__Exercise directions__:
Extract each line from the entries below that has the string "Wind" in it.

= = =

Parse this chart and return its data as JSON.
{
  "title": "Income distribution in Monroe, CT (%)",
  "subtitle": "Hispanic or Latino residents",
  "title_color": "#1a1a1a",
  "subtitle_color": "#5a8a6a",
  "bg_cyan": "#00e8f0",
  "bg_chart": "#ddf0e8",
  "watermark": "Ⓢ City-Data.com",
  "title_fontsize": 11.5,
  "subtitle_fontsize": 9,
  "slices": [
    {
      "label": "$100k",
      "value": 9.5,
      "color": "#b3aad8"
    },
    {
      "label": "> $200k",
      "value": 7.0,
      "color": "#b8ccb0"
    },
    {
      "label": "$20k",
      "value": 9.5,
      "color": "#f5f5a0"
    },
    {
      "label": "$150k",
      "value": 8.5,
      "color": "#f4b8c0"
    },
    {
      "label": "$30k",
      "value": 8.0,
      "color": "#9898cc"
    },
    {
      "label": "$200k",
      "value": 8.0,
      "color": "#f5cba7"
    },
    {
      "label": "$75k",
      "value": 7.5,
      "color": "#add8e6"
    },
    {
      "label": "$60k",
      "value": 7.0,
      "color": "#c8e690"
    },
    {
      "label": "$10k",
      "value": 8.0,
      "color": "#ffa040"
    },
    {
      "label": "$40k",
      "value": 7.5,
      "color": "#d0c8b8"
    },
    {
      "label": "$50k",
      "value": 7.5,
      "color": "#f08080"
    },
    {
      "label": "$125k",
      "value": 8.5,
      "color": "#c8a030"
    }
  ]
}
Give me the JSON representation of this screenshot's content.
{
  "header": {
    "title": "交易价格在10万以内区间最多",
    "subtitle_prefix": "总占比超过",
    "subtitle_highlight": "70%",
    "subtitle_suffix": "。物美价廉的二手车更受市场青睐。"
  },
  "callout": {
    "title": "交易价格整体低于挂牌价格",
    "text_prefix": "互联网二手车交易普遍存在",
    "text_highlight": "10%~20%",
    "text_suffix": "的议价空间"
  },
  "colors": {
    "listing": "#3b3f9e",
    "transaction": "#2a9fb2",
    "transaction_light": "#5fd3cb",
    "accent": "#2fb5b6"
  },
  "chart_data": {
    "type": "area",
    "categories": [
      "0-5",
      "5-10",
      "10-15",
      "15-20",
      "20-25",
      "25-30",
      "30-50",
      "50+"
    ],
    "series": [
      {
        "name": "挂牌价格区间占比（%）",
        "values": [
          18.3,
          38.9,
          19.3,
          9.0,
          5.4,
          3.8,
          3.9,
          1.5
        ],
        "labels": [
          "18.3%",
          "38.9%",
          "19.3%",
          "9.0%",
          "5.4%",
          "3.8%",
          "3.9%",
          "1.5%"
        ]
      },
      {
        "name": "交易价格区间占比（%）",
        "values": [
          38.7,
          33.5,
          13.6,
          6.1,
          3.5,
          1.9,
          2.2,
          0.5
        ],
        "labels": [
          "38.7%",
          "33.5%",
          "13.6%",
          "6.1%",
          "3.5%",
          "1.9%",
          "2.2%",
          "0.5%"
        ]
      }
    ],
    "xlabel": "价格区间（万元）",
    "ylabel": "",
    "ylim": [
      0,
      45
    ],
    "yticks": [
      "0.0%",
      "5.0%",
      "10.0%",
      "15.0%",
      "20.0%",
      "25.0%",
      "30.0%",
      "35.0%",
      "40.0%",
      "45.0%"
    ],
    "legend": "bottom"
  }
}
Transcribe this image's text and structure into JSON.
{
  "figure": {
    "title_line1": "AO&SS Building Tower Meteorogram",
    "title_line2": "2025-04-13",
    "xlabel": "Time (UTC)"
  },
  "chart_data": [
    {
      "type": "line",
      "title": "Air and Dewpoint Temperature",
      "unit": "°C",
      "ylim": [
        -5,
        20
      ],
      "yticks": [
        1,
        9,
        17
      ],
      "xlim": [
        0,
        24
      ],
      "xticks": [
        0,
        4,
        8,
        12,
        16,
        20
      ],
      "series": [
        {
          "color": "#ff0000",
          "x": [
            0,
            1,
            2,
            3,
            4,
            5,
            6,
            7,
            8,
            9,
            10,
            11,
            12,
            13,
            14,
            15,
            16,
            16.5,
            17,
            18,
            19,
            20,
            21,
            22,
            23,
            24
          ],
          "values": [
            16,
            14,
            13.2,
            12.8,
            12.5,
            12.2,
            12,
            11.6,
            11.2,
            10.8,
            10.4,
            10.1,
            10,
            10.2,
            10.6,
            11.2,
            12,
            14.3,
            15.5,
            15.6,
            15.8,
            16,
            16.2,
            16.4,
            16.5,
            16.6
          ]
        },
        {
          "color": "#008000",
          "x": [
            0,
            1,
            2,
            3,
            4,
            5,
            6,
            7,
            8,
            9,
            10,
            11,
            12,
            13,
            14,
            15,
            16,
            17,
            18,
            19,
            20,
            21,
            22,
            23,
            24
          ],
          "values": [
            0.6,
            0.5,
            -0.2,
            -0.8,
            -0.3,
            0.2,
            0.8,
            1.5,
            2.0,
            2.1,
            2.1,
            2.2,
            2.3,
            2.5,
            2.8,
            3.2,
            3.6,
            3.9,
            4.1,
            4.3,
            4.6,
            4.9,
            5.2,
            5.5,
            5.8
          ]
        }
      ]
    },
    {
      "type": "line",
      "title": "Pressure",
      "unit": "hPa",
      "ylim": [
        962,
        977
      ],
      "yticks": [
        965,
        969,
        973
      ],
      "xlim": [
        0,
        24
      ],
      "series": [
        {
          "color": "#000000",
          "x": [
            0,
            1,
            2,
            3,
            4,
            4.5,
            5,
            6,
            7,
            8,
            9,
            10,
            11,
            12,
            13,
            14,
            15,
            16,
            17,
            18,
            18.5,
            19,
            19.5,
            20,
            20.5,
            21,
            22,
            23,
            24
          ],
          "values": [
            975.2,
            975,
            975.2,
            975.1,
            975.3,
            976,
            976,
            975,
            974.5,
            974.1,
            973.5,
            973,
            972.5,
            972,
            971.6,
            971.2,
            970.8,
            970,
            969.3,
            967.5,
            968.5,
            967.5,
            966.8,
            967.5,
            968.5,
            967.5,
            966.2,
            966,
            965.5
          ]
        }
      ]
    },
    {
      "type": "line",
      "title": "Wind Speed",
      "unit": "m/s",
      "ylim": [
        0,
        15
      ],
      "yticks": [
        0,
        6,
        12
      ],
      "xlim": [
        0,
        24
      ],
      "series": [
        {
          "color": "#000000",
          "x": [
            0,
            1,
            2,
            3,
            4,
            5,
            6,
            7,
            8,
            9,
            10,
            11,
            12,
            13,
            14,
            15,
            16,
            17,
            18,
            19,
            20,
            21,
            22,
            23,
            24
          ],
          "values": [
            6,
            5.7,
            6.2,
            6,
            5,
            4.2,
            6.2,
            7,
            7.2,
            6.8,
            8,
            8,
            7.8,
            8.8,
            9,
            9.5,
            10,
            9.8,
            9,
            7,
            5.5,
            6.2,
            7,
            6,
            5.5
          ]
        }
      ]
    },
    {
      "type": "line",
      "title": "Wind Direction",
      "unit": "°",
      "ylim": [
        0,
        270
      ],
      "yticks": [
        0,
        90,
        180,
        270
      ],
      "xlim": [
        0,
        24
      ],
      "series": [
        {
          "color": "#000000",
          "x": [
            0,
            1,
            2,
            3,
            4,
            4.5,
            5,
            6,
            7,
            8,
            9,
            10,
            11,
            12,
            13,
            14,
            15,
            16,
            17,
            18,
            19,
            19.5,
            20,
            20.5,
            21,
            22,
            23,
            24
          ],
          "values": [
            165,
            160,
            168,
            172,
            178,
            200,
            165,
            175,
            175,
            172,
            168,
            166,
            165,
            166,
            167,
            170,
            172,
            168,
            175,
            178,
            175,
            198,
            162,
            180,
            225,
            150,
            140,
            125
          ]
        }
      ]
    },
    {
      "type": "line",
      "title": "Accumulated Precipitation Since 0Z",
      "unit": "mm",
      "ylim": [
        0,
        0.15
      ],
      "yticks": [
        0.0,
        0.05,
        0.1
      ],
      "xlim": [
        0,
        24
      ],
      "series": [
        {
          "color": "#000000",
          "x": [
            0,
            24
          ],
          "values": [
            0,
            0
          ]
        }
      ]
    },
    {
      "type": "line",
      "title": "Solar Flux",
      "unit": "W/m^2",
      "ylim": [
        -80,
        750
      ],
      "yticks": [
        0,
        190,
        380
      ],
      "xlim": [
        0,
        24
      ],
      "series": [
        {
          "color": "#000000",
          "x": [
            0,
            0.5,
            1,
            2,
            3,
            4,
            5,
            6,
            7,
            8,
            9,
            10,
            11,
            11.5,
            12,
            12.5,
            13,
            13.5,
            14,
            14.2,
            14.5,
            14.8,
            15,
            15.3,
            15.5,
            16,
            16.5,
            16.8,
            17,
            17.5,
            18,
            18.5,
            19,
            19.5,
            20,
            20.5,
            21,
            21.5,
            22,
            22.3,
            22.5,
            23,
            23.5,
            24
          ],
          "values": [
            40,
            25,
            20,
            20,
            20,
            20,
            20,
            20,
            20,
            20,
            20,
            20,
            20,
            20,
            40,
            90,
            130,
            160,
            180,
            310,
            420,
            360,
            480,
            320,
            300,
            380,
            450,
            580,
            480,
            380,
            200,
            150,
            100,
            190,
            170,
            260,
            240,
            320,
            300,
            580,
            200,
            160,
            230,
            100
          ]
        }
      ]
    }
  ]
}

= = =

__Written answer__:
      "title": "Wind Speed",
      "title": "Wind Direction",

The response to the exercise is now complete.